(Dataset items)
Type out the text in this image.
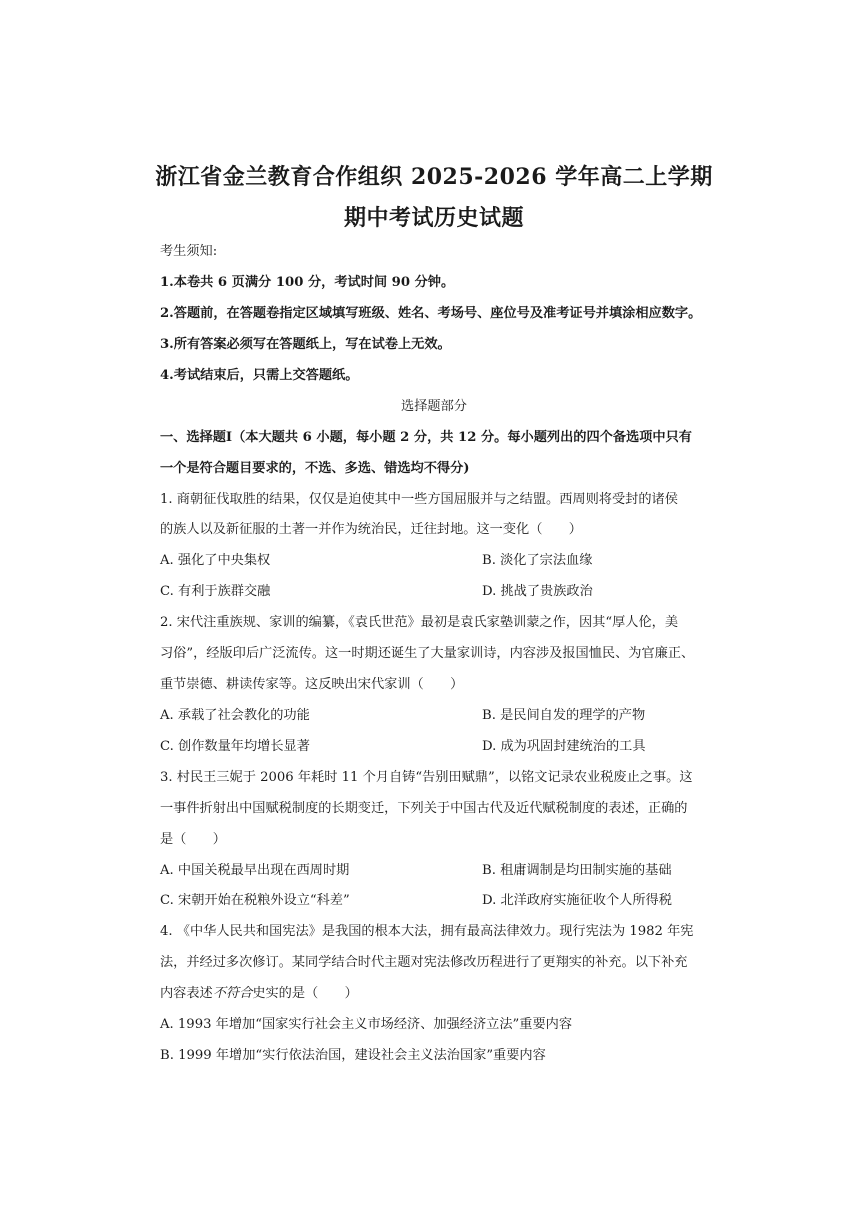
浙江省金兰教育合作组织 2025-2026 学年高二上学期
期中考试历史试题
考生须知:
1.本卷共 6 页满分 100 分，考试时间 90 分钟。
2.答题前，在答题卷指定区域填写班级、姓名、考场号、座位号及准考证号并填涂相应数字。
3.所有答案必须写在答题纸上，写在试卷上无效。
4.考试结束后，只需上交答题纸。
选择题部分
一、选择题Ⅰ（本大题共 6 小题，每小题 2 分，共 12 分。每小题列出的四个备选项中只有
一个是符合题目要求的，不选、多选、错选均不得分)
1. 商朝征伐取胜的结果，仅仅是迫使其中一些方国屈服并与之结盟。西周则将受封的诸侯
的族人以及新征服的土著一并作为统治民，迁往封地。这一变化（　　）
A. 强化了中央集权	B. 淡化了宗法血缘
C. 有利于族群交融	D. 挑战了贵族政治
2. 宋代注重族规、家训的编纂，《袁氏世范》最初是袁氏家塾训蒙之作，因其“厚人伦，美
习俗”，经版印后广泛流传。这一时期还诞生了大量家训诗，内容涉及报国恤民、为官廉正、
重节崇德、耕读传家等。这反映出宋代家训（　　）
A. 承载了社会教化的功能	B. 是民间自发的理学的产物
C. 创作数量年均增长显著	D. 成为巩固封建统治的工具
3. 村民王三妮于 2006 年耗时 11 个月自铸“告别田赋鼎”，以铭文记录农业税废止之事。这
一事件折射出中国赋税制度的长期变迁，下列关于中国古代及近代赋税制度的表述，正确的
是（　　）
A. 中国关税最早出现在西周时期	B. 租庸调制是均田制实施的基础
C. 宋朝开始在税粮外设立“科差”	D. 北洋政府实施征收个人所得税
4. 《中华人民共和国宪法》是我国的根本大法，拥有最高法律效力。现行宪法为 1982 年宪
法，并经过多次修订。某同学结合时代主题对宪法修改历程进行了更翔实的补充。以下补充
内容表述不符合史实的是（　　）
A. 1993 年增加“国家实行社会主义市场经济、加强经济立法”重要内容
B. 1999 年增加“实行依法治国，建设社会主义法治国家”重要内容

▶ [THE EXERCISE] Identify and copy all lines with the word "重要内容".

▶ [SOLUTION FOR THIS PROBLEM]
A. 1993 年增加“国家实行社会主义市场经济、加强经济立法”重要内容
B. 1999 年增加“实行依法治国，建设社会主义法治国家”重要内容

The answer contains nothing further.